▸ Task
Review the lines that follow and copy each one that contains the word "Relation".
## start Raw records
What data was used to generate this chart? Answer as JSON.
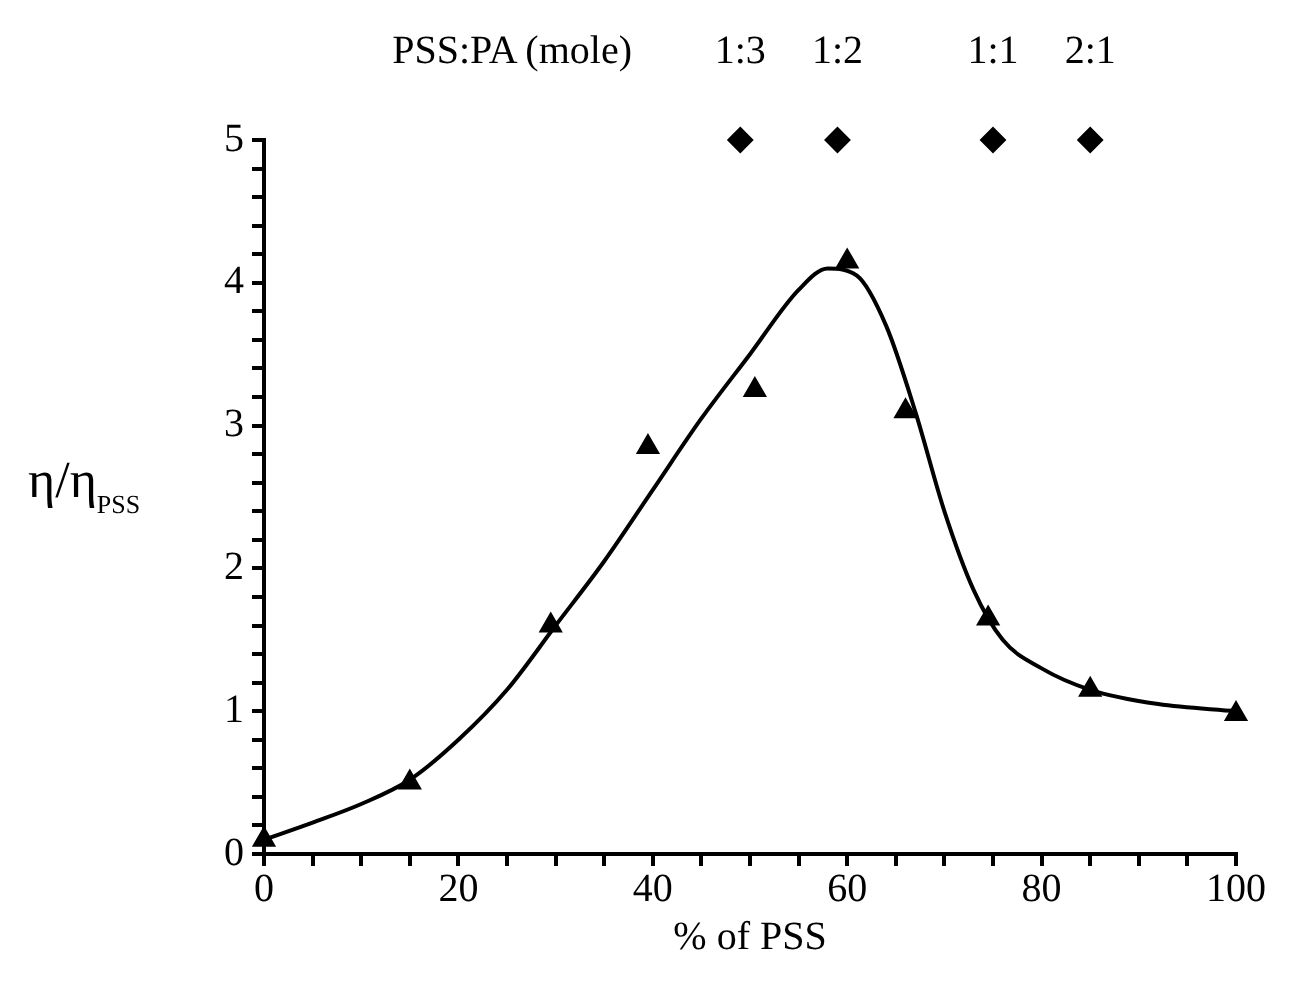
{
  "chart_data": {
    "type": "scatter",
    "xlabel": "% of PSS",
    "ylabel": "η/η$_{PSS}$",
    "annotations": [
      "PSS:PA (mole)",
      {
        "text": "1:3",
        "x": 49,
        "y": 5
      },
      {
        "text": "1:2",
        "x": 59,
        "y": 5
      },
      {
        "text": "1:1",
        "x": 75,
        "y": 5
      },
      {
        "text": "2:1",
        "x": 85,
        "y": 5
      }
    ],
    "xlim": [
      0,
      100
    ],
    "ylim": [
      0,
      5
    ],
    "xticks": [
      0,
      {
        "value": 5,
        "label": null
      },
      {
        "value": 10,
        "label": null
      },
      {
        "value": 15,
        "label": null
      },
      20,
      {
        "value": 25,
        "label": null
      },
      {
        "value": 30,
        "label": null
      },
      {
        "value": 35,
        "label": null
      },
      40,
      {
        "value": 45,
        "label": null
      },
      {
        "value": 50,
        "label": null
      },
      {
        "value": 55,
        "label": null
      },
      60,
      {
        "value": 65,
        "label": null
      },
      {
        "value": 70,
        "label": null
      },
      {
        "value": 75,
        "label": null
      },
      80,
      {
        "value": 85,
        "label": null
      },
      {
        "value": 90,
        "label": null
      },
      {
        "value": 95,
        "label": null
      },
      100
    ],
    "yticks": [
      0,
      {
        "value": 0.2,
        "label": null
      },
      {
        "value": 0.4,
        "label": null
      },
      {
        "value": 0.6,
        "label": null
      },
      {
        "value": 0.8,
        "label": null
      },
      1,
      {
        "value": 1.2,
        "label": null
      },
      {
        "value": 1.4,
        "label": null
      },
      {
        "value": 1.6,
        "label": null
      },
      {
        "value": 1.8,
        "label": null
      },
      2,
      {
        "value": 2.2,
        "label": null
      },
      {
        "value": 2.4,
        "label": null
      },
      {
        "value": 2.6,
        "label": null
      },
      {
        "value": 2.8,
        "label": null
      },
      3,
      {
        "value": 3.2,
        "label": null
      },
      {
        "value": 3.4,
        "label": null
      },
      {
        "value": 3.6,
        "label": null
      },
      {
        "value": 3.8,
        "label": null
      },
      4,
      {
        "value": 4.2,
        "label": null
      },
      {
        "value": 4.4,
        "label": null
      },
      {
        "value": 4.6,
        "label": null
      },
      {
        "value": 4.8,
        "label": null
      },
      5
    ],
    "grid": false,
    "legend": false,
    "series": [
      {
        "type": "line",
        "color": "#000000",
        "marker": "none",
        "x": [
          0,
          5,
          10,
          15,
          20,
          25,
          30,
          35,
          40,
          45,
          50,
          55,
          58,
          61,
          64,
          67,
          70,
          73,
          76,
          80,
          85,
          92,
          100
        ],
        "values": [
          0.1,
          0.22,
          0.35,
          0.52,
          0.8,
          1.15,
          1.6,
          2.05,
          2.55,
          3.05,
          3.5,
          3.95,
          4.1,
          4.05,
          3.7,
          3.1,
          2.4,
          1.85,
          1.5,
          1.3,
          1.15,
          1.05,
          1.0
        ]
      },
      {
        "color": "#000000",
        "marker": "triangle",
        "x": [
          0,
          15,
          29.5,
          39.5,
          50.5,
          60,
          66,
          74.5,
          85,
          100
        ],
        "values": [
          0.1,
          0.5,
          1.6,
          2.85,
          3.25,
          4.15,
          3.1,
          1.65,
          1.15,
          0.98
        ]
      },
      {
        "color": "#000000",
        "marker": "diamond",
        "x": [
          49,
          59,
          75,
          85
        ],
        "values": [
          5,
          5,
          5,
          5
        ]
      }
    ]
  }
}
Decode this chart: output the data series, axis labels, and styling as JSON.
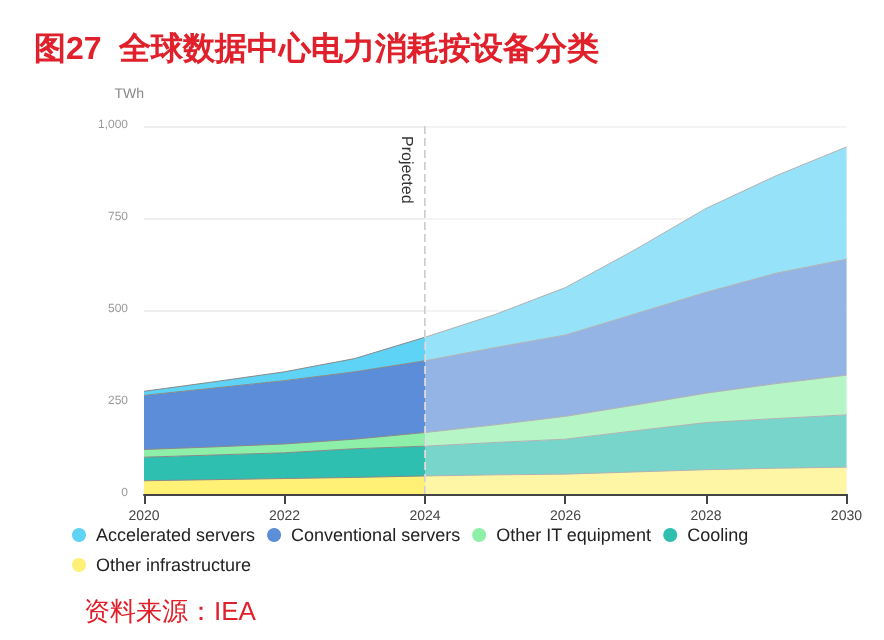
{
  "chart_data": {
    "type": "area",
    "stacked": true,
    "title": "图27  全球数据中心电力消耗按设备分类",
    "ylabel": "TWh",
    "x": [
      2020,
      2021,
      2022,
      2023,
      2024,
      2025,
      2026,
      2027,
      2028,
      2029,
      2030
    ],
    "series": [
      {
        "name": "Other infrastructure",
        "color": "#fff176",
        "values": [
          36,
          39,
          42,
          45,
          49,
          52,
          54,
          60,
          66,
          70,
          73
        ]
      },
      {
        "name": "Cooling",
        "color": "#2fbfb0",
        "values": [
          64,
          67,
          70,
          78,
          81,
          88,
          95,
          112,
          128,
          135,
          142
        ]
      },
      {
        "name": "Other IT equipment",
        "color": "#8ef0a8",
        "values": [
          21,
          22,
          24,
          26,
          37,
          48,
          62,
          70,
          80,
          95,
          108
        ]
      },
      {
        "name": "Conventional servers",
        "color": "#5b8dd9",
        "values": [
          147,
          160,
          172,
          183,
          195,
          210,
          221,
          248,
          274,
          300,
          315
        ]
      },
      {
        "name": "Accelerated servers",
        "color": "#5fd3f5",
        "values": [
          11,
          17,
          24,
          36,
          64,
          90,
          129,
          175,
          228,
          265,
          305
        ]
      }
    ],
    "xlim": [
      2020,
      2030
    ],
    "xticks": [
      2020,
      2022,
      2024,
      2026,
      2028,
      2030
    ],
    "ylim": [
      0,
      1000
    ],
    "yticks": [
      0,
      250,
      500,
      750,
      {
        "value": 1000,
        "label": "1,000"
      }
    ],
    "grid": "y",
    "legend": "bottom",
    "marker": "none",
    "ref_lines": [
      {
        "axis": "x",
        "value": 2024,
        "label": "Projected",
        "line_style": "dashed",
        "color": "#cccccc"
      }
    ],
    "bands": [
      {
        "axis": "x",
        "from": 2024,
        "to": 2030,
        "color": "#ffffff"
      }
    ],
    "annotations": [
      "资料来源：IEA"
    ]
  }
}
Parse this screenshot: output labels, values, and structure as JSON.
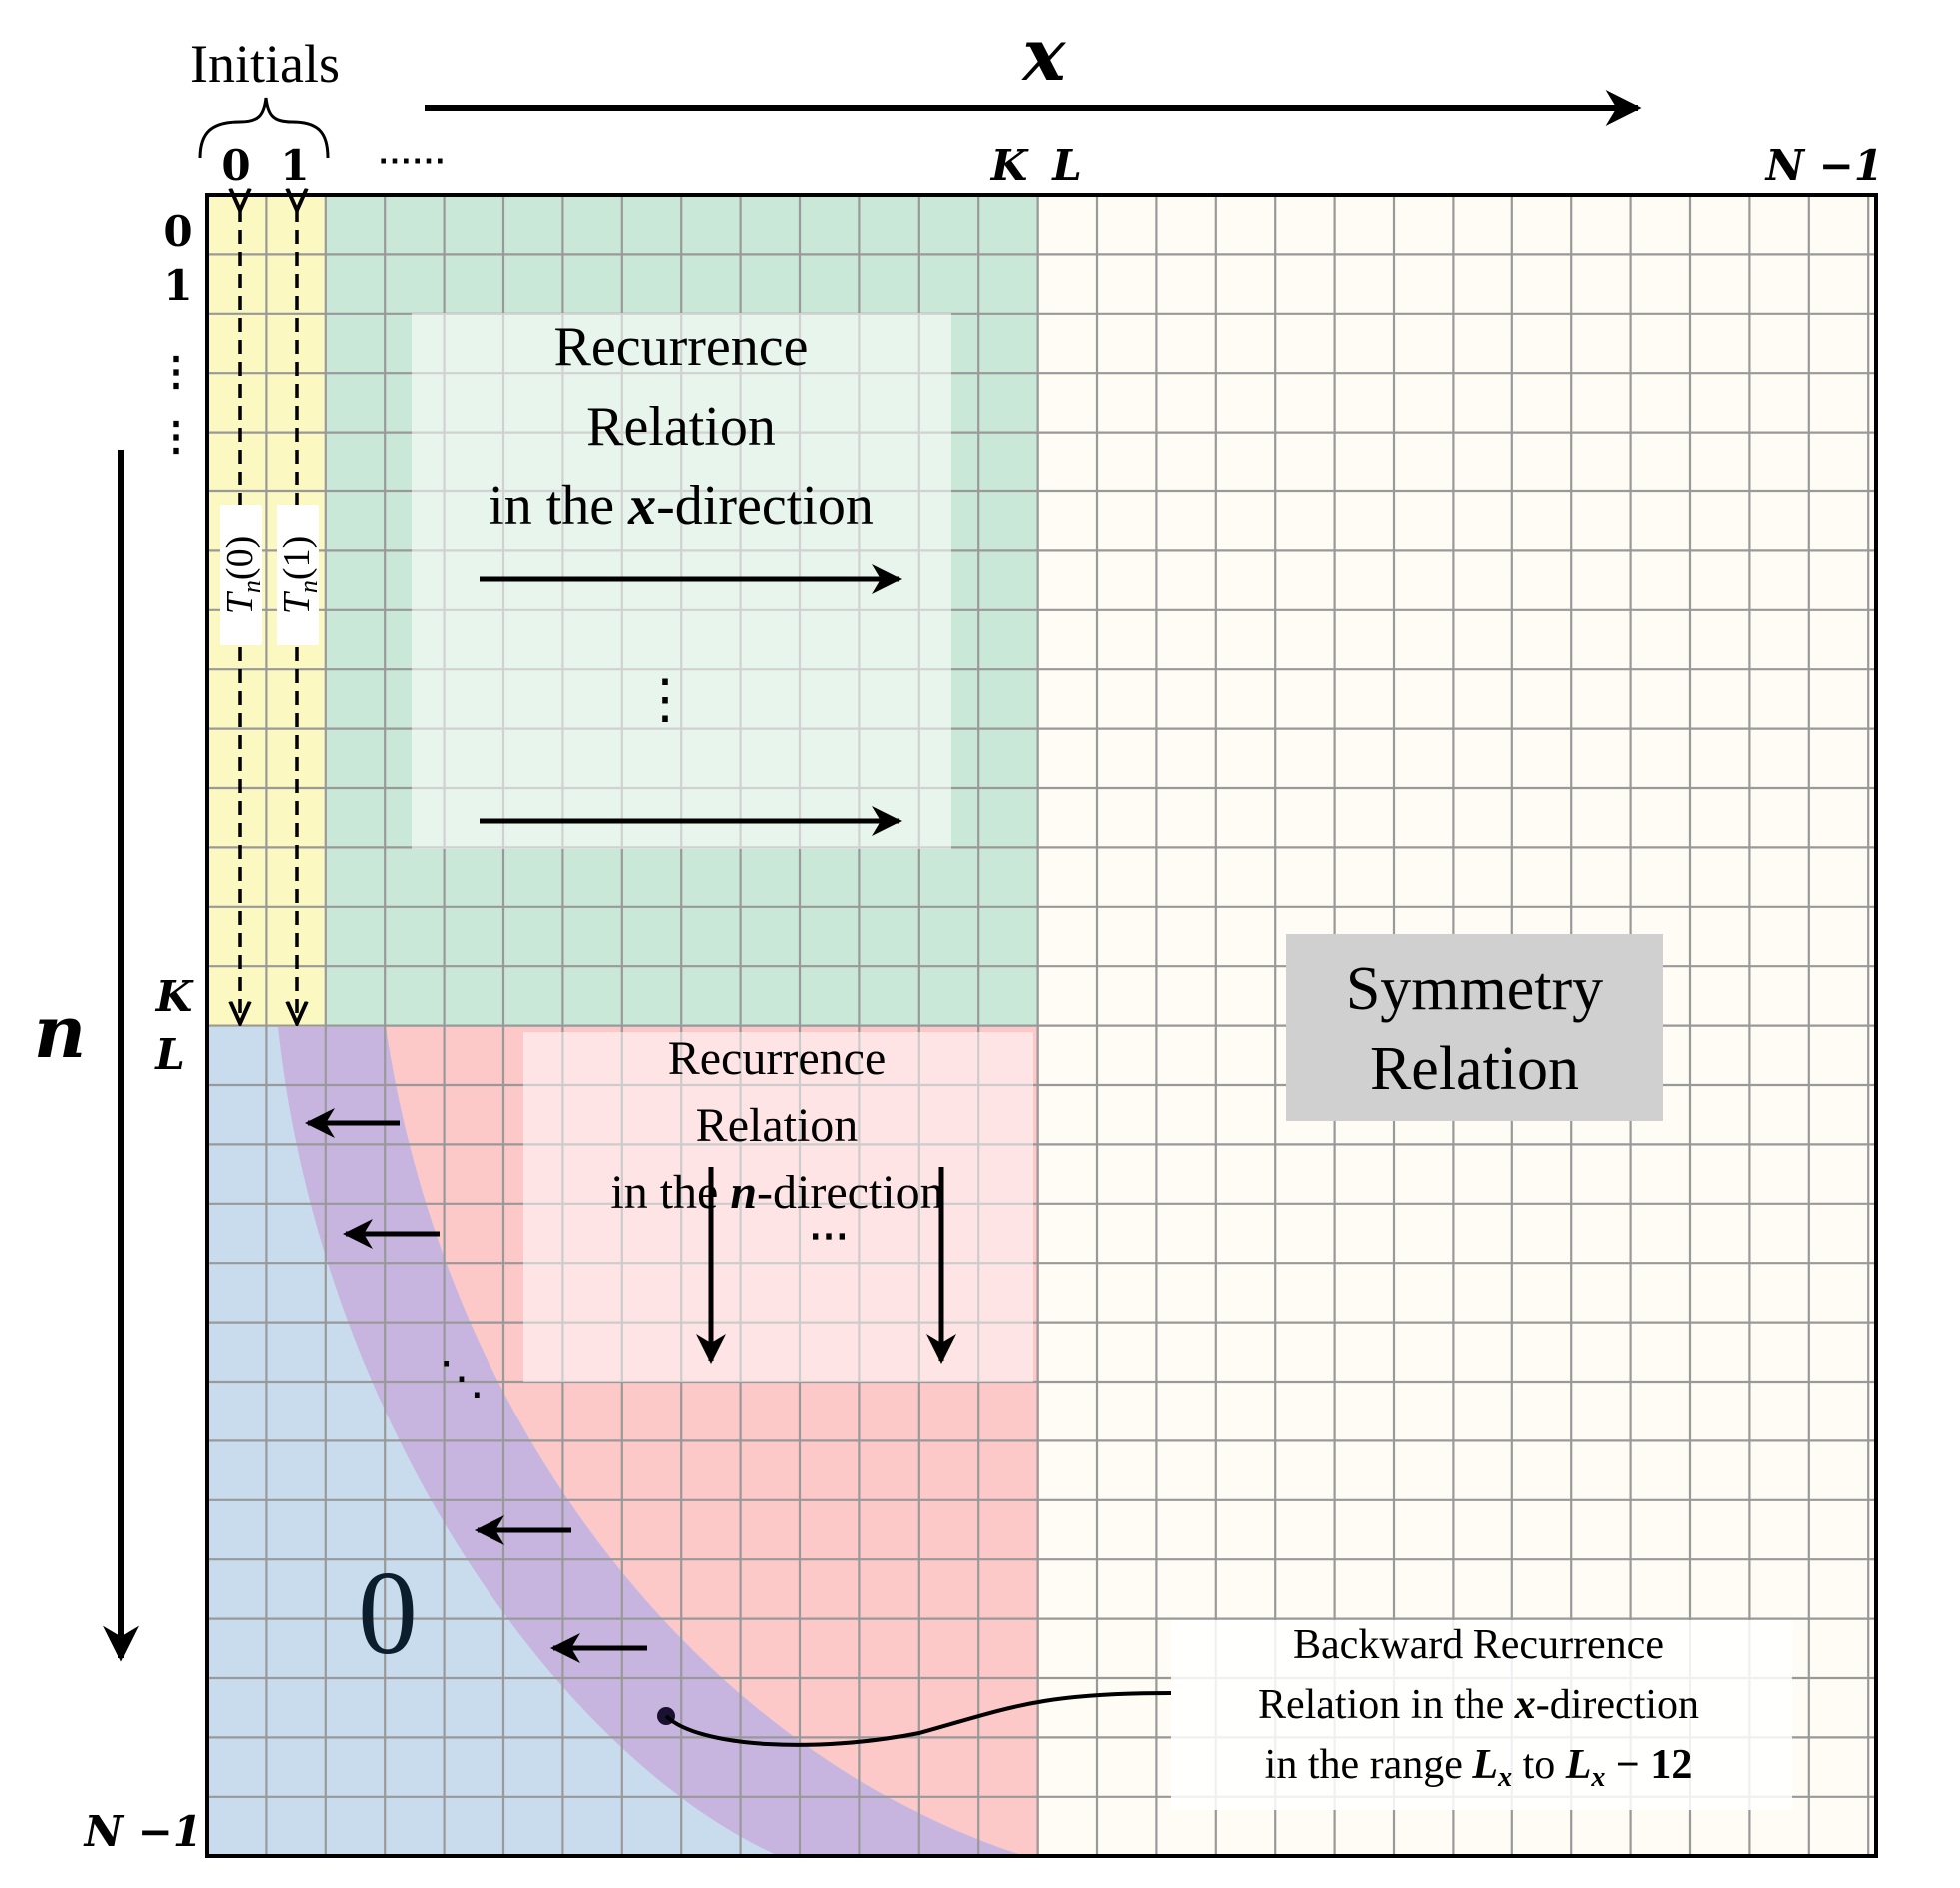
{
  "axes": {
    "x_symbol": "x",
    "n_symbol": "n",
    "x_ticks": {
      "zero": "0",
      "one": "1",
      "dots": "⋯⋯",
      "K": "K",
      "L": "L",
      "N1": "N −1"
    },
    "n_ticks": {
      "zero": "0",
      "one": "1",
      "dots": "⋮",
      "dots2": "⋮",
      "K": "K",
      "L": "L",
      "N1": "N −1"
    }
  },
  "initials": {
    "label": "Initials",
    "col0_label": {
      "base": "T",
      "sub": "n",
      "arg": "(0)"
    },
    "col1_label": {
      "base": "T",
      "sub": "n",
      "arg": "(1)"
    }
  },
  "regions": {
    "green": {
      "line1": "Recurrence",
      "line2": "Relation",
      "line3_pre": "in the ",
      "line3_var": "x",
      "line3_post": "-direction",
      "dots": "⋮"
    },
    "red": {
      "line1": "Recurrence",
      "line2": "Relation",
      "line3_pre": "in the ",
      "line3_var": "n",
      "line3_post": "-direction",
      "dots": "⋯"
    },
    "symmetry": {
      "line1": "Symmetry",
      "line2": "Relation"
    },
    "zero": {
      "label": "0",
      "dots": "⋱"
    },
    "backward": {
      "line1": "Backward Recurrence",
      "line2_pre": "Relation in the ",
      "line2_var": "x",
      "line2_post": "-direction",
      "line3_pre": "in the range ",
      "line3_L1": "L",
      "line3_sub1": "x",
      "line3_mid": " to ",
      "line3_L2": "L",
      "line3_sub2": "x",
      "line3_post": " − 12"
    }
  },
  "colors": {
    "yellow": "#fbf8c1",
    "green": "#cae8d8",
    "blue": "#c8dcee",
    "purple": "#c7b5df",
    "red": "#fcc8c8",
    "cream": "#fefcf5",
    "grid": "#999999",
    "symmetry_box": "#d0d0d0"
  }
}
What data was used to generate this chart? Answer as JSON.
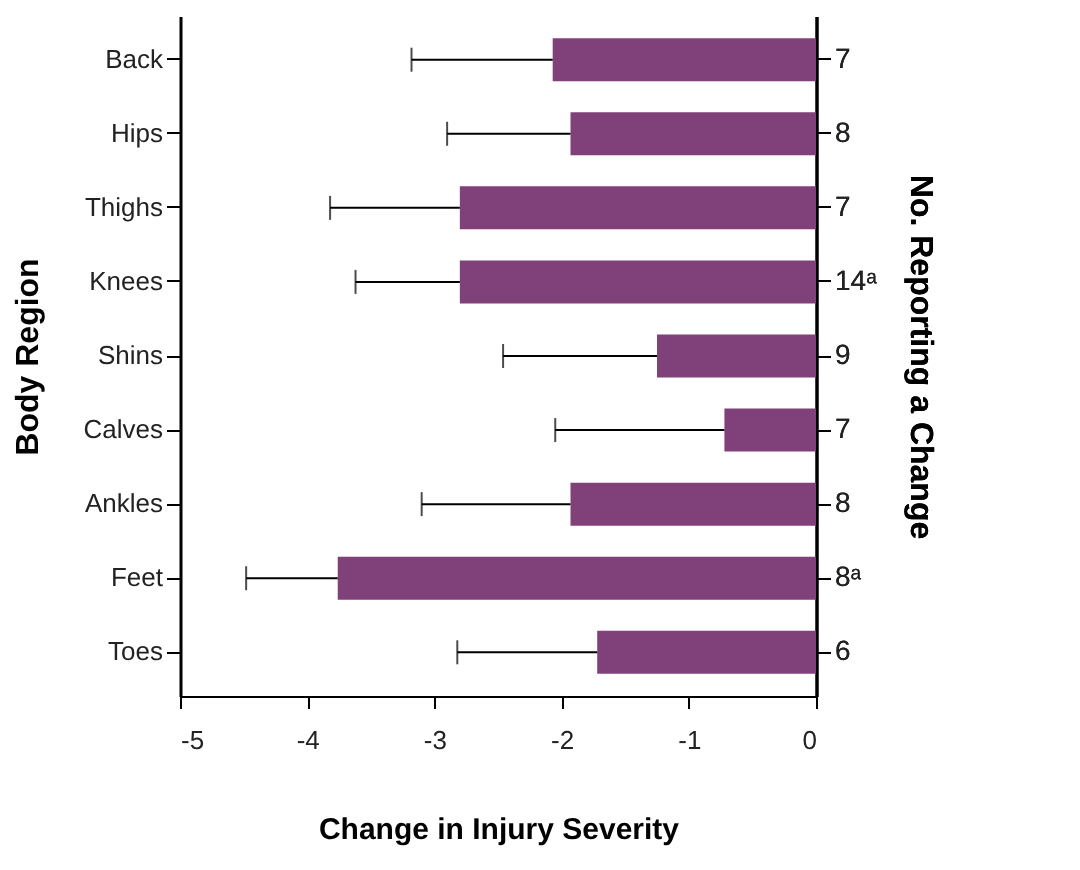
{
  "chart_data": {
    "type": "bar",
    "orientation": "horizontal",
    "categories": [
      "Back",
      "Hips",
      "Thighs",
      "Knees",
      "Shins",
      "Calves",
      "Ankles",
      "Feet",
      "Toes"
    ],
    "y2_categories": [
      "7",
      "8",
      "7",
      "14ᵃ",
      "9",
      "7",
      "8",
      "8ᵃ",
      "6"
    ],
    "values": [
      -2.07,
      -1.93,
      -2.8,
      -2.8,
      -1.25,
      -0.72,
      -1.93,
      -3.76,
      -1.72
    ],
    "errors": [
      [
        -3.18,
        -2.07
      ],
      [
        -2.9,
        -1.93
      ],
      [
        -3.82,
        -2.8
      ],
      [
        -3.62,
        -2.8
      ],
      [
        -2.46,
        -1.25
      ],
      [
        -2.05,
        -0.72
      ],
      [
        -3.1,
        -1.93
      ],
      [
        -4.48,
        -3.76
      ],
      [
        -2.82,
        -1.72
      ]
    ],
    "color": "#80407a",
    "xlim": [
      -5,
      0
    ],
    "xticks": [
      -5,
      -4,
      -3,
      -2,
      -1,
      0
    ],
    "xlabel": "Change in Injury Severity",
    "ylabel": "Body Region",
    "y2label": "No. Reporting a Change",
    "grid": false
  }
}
## end Raw records
▸ Solved problem
      "line2": "Relation",
      "line2": "Relation",
      "line2": "Relation"
      "line2_pre": "Relation in the ",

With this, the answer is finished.